_Exercise brief_: Gather from the material every line that contains the string "xlabel".

◆ ◆ ◆ ◆ ◆ ◆ ◆

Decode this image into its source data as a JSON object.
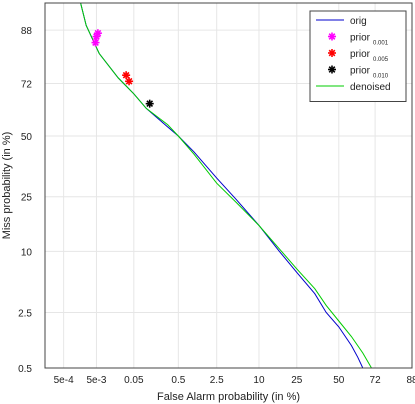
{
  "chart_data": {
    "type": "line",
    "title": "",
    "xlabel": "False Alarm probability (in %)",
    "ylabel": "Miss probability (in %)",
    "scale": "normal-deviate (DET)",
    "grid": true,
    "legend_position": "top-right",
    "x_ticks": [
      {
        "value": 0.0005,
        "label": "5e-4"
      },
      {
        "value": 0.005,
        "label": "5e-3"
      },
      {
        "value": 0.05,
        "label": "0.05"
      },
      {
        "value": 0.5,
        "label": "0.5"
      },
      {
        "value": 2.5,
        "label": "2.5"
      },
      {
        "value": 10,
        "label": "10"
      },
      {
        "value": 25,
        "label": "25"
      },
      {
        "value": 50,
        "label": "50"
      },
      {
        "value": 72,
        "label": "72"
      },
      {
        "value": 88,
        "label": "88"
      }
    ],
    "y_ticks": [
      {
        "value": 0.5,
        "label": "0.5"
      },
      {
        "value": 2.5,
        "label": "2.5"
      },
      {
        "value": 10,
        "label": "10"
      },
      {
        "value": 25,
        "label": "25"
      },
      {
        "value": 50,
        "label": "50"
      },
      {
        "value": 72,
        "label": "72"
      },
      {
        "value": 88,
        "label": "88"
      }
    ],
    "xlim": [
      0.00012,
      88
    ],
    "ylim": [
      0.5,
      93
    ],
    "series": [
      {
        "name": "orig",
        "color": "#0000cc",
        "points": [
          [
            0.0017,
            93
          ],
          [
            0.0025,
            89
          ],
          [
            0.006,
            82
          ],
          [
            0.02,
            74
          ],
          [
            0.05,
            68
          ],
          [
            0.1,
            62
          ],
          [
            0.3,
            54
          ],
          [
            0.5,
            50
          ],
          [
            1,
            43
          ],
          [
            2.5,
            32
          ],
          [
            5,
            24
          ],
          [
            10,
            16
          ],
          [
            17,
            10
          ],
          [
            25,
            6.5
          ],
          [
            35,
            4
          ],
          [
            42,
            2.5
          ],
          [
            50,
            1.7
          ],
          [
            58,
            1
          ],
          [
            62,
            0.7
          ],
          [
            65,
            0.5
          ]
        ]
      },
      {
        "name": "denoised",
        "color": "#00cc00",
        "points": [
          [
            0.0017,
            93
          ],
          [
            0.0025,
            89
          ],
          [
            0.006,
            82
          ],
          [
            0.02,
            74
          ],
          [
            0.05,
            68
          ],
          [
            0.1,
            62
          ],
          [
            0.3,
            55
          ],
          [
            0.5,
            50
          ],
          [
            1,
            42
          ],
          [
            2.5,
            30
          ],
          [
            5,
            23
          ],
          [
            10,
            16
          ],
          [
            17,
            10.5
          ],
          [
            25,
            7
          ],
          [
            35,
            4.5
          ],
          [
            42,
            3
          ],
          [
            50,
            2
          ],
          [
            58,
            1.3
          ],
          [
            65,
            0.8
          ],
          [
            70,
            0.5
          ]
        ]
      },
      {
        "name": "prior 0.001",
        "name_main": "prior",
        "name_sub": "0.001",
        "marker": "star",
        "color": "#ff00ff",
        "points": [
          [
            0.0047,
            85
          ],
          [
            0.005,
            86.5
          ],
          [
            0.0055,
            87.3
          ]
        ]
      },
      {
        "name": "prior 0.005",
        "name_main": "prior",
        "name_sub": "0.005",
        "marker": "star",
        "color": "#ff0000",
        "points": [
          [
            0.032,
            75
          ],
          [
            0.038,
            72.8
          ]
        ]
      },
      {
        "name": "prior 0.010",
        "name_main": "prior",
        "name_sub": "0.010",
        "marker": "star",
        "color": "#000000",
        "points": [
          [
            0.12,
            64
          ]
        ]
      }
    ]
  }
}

◆ ◆ ◆ ◆ ◆ ◆ ◆

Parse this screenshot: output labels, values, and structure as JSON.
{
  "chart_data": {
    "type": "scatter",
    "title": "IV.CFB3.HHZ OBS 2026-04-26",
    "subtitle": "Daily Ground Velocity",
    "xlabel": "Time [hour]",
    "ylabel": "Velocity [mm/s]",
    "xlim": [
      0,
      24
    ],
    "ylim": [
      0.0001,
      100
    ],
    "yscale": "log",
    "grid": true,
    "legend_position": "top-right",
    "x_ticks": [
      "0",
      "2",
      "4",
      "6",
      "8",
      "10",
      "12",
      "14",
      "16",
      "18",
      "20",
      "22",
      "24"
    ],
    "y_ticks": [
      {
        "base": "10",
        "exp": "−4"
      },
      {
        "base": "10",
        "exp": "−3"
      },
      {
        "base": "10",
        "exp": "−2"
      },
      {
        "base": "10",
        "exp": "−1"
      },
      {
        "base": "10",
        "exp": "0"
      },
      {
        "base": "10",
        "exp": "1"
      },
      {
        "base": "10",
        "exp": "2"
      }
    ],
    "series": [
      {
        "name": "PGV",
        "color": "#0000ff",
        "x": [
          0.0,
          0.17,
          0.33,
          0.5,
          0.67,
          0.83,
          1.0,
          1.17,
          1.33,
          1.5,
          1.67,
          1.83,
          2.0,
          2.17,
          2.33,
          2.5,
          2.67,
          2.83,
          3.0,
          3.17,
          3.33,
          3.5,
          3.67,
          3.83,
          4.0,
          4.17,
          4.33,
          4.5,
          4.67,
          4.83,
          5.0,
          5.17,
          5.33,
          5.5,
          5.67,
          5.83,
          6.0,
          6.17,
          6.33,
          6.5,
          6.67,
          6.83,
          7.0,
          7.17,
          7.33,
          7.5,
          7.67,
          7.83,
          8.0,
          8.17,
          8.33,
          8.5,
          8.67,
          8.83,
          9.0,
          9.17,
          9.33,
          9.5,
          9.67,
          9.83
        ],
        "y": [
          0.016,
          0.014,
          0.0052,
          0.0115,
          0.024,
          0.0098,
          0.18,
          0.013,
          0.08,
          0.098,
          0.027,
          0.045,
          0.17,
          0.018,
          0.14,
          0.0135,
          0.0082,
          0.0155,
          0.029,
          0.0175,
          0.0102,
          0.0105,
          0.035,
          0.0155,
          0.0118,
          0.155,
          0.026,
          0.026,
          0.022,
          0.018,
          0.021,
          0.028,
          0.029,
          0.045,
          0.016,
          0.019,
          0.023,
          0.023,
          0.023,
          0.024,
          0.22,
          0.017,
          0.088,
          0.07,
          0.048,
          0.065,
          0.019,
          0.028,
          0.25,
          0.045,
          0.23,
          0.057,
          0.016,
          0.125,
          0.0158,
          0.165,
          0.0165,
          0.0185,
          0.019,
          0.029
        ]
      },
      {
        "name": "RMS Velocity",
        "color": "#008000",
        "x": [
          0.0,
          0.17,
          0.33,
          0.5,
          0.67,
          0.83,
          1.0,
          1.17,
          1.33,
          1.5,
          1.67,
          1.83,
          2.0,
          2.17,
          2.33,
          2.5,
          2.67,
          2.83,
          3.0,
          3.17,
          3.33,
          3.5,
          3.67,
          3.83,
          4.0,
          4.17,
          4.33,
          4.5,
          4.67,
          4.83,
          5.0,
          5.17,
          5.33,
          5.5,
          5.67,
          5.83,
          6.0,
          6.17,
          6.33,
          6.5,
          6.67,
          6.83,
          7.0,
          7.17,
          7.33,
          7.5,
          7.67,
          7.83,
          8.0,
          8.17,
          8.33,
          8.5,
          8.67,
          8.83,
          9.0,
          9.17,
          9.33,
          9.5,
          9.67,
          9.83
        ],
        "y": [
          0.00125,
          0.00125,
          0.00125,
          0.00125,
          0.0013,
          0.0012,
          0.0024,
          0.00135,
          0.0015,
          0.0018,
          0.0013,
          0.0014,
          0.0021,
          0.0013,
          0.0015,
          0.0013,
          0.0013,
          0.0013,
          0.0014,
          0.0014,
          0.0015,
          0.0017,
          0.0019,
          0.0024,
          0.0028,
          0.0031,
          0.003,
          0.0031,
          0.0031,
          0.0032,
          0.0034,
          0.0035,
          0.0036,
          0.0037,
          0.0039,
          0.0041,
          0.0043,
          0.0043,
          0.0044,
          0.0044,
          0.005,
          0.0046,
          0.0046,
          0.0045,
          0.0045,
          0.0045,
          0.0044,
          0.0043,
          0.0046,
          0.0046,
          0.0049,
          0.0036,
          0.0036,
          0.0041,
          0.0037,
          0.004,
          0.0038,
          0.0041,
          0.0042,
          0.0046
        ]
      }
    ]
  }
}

◆ ◆ ◆ ◆ ◆ ◆ ◆

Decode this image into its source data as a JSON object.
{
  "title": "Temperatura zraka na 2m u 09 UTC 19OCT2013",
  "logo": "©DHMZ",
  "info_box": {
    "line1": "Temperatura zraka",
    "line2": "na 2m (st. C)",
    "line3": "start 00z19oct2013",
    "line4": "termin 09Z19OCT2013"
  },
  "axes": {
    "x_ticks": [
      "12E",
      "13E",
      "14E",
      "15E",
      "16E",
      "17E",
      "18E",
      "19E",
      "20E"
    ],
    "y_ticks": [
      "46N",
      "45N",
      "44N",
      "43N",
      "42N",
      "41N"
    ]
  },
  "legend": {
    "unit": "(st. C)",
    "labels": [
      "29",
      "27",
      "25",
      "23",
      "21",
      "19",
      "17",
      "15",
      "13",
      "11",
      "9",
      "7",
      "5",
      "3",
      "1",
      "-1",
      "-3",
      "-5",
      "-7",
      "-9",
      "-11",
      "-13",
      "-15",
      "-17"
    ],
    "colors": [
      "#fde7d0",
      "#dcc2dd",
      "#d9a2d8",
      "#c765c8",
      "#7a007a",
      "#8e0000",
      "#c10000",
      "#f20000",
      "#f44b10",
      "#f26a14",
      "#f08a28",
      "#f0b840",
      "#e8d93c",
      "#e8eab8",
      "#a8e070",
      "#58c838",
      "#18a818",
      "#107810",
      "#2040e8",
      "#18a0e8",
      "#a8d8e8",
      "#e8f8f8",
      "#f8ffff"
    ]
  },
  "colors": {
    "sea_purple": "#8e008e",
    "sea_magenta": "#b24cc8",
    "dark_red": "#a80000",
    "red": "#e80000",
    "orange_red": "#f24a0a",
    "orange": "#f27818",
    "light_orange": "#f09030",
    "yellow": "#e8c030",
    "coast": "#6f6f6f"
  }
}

◆ ◆ ◆ ◆ ◆ ◆ ◆

_Answer to this problem_:
    "xlabel": "False Alarm probability (in %)",
    "xlabel": "Time [hour]",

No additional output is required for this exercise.